** start **

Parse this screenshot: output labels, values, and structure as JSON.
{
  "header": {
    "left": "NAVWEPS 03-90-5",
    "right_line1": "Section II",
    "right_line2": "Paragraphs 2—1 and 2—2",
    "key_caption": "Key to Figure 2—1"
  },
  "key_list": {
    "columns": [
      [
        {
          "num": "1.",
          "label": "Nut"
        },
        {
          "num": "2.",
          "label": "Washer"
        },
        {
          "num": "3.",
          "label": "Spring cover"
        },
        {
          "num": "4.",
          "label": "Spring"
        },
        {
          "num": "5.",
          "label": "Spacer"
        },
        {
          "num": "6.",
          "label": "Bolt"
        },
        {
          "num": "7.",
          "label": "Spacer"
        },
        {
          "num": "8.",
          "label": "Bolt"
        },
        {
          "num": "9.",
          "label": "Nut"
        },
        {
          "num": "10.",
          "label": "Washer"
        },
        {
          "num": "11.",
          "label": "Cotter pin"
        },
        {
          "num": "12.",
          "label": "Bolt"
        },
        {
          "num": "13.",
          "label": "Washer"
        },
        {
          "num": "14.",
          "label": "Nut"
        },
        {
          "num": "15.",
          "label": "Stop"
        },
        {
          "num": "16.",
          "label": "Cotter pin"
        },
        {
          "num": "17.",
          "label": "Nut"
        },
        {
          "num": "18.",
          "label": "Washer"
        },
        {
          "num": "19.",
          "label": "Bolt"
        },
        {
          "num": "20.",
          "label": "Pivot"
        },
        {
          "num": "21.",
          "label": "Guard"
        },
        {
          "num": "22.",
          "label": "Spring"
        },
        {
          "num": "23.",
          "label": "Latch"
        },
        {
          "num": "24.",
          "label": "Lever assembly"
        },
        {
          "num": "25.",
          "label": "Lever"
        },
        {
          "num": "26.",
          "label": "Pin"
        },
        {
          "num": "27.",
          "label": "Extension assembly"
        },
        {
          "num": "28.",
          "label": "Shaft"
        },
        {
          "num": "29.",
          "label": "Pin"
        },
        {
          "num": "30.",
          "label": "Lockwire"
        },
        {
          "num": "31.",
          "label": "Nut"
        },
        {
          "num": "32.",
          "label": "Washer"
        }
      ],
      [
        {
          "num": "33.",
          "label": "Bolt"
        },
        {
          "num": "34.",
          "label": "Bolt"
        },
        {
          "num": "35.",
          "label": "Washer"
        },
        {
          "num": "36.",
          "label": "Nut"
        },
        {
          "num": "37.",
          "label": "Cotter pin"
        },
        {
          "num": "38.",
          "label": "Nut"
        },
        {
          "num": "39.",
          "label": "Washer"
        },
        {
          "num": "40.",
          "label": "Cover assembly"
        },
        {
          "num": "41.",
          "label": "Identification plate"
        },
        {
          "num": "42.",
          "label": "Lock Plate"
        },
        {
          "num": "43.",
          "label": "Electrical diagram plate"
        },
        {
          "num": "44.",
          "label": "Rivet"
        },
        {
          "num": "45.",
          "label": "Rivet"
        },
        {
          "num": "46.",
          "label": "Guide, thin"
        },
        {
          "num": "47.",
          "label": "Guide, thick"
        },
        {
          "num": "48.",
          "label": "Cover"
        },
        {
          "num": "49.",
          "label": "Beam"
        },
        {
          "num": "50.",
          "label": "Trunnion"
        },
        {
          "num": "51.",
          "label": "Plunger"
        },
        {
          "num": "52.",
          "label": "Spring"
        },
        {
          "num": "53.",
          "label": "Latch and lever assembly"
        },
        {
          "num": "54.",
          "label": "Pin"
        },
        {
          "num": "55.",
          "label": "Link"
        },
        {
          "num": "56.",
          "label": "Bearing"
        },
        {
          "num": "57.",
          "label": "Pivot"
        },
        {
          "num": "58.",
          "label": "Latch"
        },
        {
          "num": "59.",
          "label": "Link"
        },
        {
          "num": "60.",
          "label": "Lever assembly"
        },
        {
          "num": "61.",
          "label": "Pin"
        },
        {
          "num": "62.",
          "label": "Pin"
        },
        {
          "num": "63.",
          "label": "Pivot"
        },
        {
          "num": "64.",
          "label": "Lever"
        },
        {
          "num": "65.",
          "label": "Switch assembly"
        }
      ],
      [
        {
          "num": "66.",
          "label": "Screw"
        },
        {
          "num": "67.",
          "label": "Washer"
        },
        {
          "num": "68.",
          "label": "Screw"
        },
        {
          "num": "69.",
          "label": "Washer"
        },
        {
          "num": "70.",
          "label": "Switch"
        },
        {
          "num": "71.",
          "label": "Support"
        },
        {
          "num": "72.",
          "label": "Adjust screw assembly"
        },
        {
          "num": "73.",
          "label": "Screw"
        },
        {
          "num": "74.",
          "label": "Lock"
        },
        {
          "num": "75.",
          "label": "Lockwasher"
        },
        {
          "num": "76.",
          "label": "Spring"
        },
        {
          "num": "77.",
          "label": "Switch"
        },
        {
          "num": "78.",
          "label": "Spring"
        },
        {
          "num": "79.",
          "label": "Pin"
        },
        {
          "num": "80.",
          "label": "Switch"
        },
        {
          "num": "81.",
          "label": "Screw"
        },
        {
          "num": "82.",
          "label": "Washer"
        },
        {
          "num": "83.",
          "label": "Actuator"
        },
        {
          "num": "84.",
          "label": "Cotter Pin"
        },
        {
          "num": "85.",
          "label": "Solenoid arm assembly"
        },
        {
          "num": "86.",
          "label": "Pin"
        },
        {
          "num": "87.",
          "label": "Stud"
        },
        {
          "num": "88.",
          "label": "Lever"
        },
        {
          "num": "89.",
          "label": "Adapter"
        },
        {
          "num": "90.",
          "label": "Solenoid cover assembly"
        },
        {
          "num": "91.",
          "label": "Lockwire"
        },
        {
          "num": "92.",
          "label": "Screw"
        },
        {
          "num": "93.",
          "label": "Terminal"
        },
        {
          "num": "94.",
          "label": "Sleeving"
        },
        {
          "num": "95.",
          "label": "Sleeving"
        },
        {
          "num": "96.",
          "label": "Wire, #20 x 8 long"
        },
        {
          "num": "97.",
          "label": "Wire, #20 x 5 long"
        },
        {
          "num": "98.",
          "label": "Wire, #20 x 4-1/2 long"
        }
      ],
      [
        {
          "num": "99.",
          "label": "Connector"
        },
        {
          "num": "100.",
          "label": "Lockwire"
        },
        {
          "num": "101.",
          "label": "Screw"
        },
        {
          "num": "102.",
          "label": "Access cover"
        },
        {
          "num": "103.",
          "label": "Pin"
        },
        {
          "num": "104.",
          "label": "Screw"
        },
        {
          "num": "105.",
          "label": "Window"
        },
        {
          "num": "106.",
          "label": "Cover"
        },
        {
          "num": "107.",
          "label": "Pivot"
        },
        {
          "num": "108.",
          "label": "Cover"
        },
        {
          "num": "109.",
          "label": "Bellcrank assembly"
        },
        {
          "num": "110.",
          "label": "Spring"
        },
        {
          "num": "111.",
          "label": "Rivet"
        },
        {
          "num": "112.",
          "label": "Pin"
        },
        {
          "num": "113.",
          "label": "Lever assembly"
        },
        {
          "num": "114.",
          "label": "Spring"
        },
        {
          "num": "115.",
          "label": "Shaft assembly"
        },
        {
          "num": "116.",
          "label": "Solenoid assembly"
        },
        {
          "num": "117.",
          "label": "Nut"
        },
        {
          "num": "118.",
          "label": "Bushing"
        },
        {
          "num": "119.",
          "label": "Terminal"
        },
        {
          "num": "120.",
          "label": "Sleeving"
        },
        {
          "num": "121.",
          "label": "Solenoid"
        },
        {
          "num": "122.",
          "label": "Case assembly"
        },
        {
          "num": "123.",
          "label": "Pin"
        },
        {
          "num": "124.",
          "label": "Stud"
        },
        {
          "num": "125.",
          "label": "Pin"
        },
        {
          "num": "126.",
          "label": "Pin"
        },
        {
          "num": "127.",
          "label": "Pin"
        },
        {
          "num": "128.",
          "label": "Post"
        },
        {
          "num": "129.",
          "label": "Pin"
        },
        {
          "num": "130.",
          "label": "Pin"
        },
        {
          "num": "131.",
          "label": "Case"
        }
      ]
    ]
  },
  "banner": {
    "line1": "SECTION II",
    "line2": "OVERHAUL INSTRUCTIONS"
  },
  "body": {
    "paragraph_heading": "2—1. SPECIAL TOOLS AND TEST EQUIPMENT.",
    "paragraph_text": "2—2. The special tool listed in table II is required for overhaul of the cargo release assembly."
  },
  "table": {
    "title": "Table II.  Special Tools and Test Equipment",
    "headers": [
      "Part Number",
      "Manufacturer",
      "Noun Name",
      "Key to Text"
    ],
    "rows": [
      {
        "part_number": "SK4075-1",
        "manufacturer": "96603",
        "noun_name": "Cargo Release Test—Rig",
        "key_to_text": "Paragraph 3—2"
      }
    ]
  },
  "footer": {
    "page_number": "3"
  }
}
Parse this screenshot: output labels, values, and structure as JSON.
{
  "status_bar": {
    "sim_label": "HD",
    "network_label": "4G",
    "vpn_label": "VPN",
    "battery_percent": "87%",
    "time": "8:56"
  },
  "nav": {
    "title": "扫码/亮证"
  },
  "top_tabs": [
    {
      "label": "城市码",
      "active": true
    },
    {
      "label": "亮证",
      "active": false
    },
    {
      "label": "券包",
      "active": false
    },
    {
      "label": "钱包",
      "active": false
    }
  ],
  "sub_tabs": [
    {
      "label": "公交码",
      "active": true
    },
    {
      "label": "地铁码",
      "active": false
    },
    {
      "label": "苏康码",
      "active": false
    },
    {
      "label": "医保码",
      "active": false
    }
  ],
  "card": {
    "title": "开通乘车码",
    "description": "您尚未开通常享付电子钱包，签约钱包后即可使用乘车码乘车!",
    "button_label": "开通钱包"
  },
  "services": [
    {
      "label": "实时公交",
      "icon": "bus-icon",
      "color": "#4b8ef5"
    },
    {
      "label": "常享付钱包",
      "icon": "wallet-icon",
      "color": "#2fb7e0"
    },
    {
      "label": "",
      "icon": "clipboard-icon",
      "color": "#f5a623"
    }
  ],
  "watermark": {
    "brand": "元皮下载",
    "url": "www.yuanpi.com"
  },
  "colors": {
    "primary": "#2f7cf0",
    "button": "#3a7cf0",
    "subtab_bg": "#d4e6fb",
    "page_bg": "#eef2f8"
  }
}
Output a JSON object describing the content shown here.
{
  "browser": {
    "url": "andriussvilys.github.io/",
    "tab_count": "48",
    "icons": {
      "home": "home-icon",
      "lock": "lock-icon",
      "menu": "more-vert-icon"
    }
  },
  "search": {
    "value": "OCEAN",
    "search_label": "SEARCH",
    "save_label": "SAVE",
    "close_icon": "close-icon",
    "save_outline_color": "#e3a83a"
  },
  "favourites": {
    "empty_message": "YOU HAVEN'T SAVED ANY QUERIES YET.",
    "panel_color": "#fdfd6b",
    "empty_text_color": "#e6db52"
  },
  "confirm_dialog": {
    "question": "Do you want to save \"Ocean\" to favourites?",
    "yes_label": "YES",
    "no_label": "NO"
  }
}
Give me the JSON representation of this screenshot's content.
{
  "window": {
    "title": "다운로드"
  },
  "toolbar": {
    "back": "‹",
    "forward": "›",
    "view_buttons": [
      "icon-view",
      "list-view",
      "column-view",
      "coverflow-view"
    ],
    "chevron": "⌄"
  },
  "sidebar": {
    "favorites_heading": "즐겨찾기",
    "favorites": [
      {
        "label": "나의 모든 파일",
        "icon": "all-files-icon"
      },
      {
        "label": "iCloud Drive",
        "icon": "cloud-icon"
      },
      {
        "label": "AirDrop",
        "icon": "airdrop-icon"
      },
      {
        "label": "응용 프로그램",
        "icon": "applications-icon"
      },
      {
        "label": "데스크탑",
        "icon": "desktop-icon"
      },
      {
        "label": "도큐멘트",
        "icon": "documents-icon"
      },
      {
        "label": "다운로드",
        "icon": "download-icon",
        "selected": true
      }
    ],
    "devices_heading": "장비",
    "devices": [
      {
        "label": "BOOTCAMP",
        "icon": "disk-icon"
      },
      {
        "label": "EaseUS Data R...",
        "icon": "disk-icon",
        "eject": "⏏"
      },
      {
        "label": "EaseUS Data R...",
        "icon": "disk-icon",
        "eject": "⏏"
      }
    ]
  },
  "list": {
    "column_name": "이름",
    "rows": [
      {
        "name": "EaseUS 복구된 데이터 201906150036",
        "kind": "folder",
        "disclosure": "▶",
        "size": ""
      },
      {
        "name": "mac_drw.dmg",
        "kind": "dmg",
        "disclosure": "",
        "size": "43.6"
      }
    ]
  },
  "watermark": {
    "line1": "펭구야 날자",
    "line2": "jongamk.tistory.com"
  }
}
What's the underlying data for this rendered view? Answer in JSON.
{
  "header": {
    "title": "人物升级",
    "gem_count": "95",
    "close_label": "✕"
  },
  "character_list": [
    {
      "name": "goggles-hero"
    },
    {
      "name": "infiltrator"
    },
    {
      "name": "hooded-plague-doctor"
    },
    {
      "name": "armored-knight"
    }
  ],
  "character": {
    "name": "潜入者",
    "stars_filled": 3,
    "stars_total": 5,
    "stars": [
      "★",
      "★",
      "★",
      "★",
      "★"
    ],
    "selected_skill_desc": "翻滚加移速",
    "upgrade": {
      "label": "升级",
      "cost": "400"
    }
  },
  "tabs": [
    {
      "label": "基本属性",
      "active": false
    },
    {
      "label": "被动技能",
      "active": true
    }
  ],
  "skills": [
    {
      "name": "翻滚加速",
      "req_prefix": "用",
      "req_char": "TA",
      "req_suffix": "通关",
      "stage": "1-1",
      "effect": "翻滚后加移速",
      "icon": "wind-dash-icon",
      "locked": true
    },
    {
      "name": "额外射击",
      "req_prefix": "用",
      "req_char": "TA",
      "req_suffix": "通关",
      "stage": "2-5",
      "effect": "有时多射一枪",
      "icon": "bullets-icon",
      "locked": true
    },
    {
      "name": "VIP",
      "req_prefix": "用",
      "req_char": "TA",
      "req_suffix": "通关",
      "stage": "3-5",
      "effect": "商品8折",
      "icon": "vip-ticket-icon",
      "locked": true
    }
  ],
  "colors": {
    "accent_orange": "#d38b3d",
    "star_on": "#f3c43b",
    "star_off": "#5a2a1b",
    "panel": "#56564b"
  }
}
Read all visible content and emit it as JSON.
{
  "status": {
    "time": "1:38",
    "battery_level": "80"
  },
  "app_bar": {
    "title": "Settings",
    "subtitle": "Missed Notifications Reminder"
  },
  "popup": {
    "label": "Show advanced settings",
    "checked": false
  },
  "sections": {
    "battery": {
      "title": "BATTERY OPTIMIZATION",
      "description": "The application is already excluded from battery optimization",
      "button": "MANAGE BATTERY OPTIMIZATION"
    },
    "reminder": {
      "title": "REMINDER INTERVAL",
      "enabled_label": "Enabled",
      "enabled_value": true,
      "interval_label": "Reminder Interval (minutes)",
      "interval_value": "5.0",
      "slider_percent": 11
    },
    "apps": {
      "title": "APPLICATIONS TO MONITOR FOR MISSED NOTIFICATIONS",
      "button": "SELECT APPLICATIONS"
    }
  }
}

** end **

SHORT EXERCISE
Extract every line from the one containing "Read all visible content and emit it as JSON." through the last line of the data, inclusive, exactly as written.

WRITTEN ANSWER
Read all visible content and emit it as JSON.
{
  "status": {
    "time": "1:38",
    "battery_level": "80"
  },
  "app_bar": {
    "title": "Settings",
    "subtitle": "Missed Notifications Reminder"
  },
  "popup": {
    "label": "Show advanced settings",
    "checked": false
  },
  "sections": {
    "battery": {
      "title": "BATTERY OPTIMIZATION",
      "description": "The application is already excluded from battery optimization",
      "button": "MANAGE BATTERY OPTIMIZATION"
    },
    "reminder": {
      "title": "REMINDER INTERVAL",
      "enabled_label": "Enabled",
      "enabled_value": true,
      "interval_label": "Reminder Interval (minutes)",
      "interval_value": "5.0",
      "slider_percent": 11
    },
    "apps": {
      "title": "APPLICATIONS TO MONITOR FOR MISSED NOTIFICATIONS",
      "button": "SELECT APPLICATIONS"
    }
  }
}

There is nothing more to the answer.